Short exercise
Below are some entries. Output each one exactly as it appears.
##### Stored rows
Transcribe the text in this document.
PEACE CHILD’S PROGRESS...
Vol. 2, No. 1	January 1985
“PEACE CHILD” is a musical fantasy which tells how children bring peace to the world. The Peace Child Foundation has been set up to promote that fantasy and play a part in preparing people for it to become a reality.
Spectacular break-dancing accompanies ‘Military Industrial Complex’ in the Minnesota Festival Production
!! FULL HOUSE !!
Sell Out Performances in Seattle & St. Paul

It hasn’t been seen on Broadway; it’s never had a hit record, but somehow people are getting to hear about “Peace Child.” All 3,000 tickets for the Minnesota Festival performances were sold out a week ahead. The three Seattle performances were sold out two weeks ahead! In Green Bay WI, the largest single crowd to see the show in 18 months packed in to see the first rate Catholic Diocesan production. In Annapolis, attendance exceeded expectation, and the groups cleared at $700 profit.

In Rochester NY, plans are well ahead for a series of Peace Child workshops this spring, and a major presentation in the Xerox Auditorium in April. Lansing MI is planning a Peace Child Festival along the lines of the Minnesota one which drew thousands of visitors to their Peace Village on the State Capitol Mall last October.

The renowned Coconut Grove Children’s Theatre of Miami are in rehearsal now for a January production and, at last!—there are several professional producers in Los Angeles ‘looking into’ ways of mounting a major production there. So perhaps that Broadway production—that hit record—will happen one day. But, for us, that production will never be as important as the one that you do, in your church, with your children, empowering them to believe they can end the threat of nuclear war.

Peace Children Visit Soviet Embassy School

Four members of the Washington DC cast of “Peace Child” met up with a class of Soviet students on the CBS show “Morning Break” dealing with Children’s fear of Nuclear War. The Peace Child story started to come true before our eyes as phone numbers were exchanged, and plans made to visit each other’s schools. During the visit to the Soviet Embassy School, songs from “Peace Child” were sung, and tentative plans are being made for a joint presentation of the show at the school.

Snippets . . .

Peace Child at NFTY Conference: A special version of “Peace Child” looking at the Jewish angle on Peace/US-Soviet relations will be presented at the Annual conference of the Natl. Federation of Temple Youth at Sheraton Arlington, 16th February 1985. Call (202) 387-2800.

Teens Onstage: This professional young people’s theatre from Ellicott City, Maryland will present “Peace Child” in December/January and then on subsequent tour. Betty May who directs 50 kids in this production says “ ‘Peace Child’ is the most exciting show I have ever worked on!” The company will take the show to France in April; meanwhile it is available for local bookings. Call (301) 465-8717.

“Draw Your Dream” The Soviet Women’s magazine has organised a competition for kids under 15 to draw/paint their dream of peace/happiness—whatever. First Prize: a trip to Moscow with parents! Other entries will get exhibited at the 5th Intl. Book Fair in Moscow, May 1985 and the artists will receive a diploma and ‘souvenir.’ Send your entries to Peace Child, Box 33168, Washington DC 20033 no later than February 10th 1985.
##########
Result for this task
Transcribe the text in this document.
PEACE CHILD’S PROGRESS...
Vol. 2, No. 1	January 1985
“PEACE CHILD” is a musical fantasy which tells how children bring peace to the world. The Peace Child Foundation has been set up to promote that fantasy and play a part in preparing people for it to become a reality.
Spectacular break-dancing accompanies ‘Military Industrial Complex’ in the Minnesota Festival Production
!! FULL HOUSE !!
Sell Out Performances in Seattle & St. Paul

It hasn’t been seen on Broadway; it’s never had a hit record, but somehow people are getting to hear about “Peace Child.” All 3,000 tickets for the Minnesota Festival performances were sold out a week ahead. The three Seattle performances were sold out two weeks ahead! In Green Bay WI, the largest single crowd to see the show in 18 months packed in to see the first rate Catholic Diocesan production. In Annapolis, attendance exceeded expectation, and the groups cleared at $700 profit.

In Rochester NY, plans are well ahead for a series of Peace Child workshops this spring, and a major presentation in the Xerox Auditorium in April. Lansing MI is planning a Peace Child Festival along the lines of the Minnesota one which drew thousands of visitors to their Peace Village on the State Capitol Mall last October.

The renowned Coconut Grove Children’s Theatre of Miami are in rehearsal now for a January production and, at last!—there are several professional producers in Los Angeles ‘looking into’ ways of mounting a major production there. So perhaps that Broadway production—that hit record—will happen one day. But, for us, that production will never be as important as the one that you do, in your church, with your children, empowering them to believe they can end the threat of nuclear war.

Peace Children Visit Soviet Embassy School

Four members of the Washington DC cast of “Peace Child” met up with a class of Soviet students on the CBS show “Morning Break” dealing with Children’s fear of Nuclear War. The Peace Child story started to come true before our eyes as phone numbers were exchanged, and plans made to visit each other’s schools. During the visit to the Soviet Embassy School, songs from “Peace Child” were sung, and tentative plans are being made for a joint presentation of the show at the school.

Snippets . . .

Peace Child at NFTY Conference: A special version of “Peace Child” looking at the Jewish angle on Peace/US-Soviet relations will be presented at the Annual conference of the Natl. Federation of Temple Youth at Sheraton Arlington, 16th February 1985. Call (202) 387-2800.

Teens Onstage: This professional young people’s theatre from Ellicott City, Maryland will present “Peace Child” in December/January and then on subsequent tour. Betty May who directs 50 kids in this production says “ ‘Peace Child’ is the most exciting show I have ever worked on!” The company will take the show to France in April; meanwhile it is available for local bookings. Call (301) 465-8717.

“Draw Your Dream” The Soviet Women’s magazine has organised a competition for kids under 15 to draw/paint their dream of peace/happiness—whatever. First Prize: a trip to Moscow with parents! Other entries will get exhibited at the 5th Intl. Book Fair in Moscow, May 1985 and the artists will receive a diploma and ‘souvenir.’ Send your entries to Peace Child, Box 33168, Washington DC 20033 no later than February 10th 1985.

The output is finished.